Look through the data below and return each line where "object" appears.

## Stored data
▼

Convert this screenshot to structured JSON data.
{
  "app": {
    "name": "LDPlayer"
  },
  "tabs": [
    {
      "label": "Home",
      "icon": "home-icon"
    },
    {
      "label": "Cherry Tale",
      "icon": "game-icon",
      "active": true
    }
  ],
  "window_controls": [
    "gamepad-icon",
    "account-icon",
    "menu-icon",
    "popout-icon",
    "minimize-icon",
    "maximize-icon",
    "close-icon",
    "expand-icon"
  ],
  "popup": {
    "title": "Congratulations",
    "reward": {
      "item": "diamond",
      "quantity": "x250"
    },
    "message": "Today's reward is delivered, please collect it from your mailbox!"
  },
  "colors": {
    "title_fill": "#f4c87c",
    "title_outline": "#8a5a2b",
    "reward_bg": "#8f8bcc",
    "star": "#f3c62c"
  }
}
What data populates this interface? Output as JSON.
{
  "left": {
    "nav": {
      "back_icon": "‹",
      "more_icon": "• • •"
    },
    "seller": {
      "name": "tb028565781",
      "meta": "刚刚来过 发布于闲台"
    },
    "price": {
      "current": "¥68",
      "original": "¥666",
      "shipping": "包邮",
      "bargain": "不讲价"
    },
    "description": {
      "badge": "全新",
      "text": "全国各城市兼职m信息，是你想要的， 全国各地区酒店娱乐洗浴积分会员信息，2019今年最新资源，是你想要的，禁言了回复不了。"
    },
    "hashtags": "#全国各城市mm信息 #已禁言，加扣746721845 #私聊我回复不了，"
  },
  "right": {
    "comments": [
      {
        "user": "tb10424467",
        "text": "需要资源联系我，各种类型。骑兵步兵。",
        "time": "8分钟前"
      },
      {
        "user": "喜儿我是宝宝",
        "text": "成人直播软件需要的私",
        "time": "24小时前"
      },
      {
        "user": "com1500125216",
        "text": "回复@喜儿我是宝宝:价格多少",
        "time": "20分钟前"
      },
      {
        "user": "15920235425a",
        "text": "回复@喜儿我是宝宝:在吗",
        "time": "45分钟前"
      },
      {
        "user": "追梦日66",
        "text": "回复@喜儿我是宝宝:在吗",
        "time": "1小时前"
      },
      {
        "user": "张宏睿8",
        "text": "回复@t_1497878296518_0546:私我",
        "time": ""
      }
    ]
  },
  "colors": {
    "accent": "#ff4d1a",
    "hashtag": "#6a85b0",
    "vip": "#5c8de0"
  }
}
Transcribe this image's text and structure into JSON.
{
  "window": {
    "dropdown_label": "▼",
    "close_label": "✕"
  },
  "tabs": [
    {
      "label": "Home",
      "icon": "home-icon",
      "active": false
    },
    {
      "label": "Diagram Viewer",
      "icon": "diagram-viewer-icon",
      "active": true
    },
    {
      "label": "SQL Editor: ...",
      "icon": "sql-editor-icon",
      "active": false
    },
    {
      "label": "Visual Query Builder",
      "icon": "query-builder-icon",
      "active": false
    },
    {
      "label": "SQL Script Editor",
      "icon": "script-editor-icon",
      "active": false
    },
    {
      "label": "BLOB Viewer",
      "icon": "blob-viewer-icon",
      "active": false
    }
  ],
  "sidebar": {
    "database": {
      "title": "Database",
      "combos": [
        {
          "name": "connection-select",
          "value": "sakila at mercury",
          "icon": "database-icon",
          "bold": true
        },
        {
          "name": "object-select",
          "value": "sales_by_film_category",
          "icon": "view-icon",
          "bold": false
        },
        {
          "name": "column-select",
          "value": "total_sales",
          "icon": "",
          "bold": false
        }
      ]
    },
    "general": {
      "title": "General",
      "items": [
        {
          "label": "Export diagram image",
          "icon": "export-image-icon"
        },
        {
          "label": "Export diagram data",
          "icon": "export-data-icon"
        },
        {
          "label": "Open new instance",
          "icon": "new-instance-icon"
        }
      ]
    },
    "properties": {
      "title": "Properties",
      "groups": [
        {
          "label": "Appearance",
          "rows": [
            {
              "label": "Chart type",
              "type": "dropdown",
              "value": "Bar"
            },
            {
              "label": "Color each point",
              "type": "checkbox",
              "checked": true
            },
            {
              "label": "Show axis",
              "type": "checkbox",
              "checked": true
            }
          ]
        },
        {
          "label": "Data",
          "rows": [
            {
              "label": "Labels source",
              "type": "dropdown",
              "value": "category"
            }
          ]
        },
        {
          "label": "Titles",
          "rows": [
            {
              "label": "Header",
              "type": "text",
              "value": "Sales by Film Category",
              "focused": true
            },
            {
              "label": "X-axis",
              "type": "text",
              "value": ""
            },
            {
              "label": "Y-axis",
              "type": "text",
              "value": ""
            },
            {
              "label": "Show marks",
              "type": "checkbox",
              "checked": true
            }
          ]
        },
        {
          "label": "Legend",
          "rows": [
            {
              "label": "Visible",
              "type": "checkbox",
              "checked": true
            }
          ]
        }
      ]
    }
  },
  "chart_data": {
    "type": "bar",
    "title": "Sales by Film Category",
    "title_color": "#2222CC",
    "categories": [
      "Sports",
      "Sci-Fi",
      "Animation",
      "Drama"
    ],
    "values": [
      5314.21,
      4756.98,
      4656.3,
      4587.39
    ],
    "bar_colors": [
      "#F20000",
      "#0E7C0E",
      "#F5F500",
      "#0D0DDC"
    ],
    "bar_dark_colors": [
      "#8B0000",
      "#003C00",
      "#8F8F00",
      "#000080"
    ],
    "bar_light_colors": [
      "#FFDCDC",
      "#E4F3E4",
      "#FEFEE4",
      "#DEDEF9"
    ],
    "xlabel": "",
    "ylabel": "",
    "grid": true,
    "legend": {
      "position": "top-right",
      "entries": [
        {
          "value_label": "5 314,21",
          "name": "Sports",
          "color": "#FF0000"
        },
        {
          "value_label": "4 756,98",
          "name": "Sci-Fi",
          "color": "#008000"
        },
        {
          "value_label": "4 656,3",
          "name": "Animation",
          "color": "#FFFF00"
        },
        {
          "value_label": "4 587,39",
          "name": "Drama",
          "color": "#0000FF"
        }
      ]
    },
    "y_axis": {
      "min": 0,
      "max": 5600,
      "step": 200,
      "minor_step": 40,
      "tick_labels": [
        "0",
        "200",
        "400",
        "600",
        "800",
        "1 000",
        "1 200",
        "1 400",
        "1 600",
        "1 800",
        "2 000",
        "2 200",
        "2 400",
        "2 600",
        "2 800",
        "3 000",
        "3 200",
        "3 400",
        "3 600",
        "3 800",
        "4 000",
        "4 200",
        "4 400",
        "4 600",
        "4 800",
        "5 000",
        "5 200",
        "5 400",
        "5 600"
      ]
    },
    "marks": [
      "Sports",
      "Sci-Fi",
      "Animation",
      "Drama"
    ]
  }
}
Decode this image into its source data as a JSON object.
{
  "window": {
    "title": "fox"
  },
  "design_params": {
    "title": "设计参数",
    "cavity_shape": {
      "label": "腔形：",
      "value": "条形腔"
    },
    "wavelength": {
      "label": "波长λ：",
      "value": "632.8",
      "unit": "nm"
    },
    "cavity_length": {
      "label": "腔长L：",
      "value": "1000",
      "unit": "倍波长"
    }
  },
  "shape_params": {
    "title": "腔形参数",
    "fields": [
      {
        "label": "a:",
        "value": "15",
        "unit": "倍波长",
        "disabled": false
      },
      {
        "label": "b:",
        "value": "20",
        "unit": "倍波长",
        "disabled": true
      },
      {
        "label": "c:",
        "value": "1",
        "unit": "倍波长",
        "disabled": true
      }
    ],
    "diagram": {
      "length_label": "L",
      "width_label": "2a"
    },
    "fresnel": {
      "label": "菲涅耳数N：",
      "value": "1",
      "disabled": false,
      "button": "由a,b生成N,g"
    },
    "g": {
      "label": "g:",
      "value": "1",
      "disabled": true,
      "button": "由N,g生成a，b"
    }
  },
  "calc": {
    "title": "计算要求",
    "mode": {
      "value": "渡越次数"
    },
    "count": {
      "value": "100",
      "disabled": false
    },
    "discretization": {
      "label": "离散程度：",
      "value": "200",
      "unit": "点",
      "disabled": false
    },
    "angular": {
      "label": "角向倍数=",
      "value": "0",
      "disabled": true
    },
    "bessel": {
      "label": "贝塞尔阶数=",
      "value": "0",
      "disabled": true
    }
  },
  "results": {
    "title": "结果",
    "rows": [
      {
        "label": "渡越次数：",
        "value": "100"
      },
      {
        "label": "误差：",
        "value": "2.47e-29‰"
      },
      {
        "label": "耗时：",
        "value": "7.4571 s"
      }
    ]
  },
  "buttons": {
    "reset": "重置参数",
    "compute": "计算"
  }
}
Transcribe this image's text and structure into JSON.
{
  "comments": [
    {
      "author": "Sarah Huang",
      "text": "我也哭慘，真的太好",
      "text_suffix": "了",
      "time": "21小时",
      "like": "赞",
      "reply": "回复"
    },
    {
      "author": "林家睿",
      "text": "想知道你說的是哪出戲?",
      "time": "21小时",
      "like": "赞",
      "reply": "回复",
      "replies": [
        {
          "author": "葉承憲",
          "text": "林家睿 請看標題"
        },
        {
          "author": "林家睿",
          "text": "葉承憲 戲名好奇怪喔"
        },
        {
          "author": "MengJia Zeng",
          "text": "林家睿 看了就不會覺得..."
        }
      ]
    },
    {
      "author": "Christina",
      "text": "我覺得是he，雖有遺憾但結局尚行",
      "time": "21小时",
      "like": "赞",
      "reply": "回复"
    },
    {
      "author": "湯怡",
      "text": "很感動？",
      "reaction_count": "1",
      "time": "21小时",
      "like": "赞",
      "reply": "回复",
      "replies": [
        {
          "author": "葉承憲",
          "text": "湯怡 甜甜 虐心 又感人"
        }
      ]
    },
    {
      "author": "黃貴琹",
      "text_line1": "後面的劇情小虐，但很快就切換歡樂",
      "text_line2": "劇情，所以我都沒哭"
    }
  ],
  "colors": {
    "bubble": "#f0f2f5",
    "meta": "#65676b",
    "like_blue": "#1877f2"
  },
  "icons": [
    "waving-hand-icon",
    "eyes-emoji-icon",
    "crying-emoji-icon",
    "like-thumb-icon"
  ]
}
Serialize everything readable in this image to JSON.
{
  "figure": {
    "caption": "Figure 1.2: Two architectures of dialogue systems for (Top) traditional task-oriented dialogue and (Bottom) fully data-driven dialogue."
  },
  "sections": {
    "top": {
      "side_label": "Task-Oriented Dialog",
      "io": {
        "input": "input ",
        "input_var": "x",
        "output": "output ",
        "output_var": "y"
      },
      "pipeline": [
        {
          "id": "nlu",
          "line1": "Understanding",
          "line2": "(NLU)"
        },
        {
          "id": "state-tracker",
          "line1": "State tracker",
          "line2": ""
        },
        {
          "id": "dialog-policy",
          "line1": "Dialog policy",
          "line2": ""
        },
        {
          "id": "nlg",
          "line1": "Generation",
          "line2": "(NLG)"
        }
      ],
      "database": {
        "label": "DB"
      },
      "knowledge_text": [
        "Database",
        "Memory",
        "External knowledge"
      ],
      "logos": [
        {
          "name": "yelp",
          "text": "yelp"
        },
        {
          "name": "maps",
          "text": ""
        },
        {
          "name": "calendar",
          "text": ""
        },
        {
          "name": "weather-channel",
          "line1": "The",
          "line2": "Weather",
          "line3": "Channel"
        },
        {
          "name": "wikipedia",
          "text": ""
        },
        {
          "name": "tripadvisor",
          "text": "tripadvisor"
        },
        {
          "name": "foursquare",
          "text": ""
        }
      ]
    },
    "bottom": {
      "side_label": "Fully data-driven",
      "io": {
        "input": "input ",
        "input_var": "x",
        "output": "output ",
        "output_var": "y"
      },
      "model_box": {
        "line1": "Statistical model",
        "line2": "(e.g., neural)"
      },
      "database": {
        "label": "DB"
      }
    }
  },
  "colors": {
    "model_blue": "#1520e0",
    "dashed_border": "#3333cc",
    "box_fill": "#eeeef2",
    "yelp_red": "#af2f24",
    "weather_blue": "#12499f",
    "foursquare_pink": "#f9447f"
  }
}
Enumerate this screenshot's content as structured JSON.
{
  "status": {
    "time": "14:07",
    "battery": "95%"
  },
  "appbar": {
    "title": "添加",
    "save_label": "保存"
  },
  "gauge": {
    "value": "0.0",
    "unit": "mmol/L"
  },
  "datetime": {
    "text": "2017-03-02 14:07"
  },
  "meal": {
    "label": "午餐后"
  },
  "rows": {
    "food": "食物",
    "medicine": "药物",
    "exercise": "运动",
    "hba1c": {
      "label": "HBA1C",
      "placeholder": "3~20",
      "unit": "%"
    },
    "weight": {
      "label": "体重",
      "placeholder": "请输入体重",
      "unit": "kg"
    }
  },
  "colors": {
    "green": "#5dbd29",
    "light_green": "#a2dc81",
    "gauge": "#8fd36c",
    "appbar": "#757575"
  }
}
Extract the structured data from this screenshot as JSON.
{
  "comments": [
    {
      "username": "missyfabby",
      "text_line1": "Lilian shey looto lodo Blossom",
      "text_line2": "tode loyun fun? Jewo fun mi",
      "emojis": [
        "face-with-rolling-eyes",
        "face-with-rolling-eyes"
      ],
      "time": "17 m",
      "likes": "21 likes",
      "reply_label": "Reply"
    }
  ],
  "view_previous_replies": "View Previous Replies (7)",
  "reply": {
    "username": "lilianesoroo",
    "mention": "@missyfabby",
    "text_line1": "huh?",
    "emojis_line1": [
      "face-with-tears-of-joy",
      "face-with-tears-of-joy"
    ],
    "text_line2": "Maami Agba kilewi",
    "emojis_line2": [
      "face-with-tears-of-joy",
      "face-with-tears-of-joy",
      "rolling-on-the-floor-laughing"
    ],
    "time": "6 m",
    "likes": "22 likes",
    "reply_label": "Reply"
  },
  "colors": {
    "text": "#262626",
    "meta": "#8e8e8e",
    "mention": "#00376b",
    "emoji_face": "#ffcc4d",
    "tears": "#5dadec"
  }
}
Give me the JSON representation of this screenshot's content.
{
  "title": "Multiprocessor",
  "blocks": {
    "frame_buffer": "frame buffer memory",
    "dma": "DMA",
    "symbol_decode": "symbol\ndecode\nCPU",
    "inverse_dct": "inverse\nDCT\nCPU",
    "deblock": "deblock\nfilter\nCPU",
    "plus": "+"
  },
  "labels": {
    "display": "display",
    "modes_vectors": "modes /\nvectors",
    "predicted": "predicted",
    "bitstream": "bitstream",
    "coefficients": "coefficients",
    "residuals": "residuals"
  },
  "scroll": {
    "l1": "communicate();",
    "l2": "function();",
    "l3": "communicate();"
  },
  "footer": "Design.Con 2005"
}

▲

## Solution to this problem
          "name": "object-select",
Decode this image into its source data as a JSON object.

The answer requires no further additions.